# Written instruction
Transcribe all records exactly.

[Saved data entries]
----------

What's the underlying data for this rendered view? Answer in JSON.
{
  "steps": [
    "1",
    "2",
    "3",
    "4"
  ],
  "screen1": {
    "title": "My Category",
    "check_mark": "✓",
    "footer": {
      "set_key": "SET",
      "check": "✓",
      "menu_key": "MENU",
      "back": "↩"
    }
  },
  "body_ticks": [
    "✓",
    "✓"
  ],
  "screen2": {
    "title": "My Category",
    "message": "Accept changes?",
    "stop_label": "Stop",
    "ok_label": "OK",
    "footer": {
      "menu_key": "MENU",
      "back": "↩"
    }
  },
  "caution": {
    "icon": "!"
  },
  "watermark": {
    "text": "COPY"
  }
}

----------

# Answer
What's the underlying data for this rendered view? Answer in JSON.
{
  "steps": [
    "1",
    "2",
    "3",
    "4"
  ],
  "screen1": {
    "title": "My Category",
    "check_mark": "✓",
    "footer": {
      "set_key": "SET",
      "check": "✓",
      "menu_key": "MENU",
      "back": "↩"
    }
  },
  "body_ticks": [
    "✓",
    "✓"
  ],
  "screen2": {
    "title": "My Category",
    "message": "Accept changes?",
    "stop_label": "Stop",
    "ok_label": "OK",
    "footer": {
      "menu_key": "MENU",
      "back": "↩"
    }
  },
  "caution": {
    "icon": "!"
  },
  "watermark": {
    "text": "COPY"
  }
}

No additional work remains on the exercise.